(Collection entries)
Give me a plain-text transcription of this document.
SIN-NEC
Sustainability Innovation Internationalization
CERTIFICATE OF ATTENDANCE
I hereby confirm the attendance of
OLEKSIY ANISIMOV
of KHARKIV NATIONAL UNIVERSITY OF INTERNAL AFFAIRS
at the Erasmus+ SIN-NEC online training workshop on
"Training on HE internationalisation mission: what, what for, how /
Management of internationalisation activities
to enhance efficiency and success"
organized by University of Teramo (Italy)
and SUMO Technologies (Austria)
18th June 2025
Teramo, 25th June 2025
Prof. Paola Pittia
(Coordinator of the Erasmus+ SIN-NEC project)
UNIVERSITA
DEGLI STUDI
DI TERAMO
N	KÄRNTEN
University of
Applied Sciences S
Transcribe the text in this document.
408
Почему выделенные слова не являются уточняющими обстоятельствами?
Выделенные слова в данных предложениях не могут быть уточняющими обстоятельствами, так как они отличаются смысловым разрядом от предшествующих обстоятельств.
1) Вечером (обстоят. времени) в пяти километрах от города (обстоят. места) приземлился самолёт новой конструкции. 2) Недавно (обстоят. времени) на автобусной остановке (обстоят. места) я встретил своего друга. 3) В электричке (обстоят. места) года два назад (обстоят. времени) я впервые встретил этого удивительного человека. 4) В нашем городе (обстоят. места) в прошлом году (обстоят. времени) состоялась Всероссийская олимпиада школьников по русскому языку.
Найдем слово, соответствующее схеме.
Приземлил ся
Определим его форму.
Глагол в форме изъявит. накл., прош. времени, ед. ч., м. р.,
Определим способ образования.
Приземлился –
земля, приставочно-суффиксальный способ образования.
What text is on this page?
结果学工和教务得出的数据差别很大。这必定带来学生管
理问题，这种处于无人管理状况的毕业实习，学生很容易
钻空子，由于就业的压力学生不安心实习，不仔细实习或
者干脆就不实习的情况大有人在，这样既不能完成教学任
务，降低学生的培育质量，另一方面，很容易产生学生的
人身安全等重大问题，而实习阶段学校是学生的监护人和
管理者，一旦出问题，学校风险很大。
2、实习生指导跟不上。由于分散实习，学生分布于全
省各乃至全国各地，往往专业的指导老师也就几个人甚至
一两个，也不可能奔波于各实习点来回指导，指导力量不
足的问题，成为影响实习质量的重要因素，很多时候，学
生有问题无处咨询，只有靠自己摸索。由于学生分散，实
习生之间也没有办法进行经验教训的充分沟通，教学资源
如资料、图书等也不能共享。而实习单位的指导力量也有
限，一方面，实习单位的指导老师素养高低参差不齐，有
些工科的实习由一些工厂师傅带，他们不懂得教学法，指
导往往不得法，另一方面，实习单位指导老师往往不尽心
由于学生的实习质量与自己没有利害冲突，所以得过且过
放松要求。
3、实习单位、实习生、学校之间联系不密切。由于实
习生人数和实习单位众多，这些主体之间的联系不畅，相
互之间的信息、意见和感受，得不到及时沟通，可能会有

### Problem requirements
Copy all lines from the material that include "text".

### Task response
Give me a plain-text transcription of this document.
Transcribe the text in this document.
What text is on this page?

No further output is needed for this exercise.